### Exercise goal
Scan the listing below. Report each line that includes "SEEVCCC".

### Given entries
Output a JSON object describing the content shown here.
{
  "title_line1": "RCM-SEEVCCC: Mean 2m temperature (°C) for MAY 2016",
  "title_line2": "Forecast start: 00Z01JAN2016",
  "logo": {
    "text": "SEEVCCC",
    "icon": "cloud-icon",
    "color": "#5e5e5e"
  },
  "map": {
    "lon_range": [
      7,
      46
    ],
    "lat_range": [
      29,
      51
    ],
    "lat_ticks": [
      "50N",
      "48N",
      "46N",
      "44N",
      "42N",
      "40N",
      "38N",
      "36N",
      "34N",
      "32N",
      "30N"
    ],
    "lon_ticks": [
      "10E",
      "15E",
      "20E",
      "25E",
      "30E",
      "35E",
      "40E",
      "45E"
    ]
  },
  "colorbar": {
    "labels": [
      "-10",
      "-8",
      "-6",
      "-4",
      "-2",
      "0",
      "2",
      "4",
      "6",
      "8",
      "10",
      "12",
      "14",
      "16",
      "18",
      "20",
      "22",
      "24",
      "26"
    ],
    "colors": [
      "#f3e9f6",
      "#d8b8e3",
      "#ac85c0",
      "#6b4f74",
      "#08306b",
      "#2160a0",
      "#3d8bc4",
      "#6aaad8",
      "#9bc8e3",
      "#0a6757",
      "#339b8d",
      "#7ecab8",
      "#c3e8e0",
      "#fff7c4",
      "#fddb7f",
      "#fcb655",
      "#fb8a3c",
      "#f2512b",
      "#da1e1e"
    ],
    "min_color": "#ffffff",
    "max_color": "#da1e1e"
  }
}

### Full answer
  "title_line1": "RCM-SEEVCCC: Mean 2m temperature (°C) for MAY 2016",
    "text": "SEEVCCC",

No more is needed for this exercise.